* **Direction**
Everything from the line holding "Read all visible content and emit it as JSON." through the last line below must be repeated exactly, and nothing else.

* **Dataset content**
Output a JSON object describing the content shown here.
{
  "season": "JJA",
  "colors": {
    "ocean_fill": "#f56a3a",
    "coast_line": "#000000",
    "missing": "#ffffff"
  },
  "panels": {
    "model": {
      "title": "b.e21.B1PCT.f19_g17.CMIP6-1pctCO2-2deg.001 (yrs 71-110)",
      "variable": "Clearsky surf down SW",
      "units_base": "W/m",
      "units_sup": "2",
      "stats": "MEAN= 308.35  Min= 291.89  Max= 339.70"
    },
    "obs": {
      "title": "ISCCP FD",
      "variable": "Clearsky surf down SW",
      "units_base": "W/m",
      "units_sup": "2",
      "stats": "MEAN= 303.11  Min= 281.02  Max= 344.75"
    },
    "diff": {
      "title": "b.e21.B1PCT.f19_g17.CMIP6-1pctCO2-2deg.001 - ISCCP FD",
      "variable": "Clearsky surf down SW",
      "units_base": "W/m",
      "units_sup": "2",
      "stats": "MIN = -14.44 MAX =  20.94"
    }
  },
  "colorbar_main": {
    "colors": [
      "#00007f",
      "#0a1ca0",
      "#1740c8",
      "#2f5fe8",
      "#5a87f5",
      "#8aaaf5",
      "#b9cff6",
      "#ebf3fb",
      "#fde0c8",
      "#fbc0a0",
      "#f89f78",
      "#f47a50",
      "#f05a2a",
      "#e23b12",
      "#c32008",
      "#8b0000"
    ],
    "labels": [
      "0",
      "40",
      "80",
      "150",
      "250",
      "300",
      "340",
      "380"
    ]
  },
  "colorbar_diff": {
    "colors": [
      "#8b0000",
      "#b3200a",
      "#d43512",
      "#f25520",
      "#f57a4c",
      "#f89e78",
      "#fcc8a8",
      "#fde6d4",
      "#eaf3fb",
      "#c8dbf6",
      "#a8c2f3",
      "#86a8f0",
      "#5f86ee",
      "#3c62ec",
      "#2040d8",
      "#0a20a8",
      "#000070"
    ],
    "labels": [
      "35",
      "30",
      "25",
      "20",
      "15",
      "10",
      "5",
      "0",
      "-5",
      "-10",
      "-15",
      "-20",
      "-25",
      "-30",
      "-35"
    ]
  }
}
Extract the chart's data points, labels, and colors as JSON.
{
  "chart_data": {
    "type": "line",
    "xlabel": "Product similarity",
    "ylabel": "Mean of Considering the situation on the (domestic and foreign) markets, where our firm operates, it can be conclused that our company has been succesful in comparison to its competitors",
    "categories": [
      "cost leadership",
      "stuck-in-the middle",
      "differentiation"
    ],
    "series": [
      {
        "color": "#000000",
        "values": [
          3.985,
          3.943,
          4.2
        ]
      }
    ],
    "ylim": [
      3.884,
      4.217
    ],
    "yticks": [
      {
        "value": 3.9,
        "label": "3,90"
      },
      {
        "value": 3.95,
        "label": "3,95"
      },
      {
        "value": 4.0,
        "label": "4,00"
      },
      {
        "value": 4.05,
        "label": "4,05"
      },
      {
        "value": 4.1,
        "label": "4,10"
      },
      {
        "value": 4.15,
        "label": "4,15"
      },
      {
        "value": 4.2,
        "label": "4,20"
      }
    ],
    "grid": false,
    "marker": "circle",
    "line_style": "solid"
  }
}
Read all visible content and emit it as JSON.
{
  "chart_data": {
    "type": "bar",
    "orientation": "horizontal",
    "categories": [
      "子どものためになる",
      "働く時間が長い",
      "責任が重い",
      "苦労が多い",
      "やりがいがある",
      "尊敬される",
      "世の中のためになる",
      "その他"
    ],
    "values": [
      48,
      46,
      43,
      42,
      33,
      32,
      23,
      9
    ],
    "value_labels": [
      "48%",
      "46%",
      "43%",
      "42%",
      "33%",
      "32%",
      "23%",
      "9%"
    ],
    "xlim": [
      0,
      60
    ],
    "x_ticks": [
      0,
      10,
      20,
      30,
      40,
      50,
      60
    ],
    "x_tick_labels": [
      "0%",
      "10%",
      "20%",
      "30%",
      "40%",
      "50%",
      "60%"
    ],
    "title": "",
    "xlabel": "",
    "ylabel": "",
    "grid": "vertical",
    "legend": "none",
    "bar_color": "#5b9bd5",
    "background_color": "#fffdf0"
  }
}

* **Result below**
Read all visible content and emit it as JSON.
{
  "chart_data": {
    "type": "bar",
    "orientation": "horizontal",
    "categories": [
      "子どものためになる",
      "働く時間が長い",
      "責任が重い",
      "苦労が多い",
      "やりがいがある",
      "尊敬される",
      "世の中のためになる",
      "その他"
    ],
    "values": [
      48,
      46,
      43,
      42,
      33,
      32,
      23,
      9
    ],
    "value_labels": [
      "48%",
      "46%",
      "43%",
      "42%",
      "33%",
      "32%",
      "23%",
      "9%"
    ],
    "xlim": [
      0,
      60
    ],
    "x_ticks": [
      0,
      10,
      20,
      30,
      40,
      50,
      60
    ],
    "x_tick_labels": [
      "0%",
      "10%",
      "20%",
      "30%",
      "40%",
      "50%",
      "60%"
    ],
    "title": "",
    "xlabel": "",
    "ylabel": "",
    "grid": "vertical",
    "legend": "none",
    "bar_color": "#5b9bd5",
    "background_color": "#fffdf0"
  }
}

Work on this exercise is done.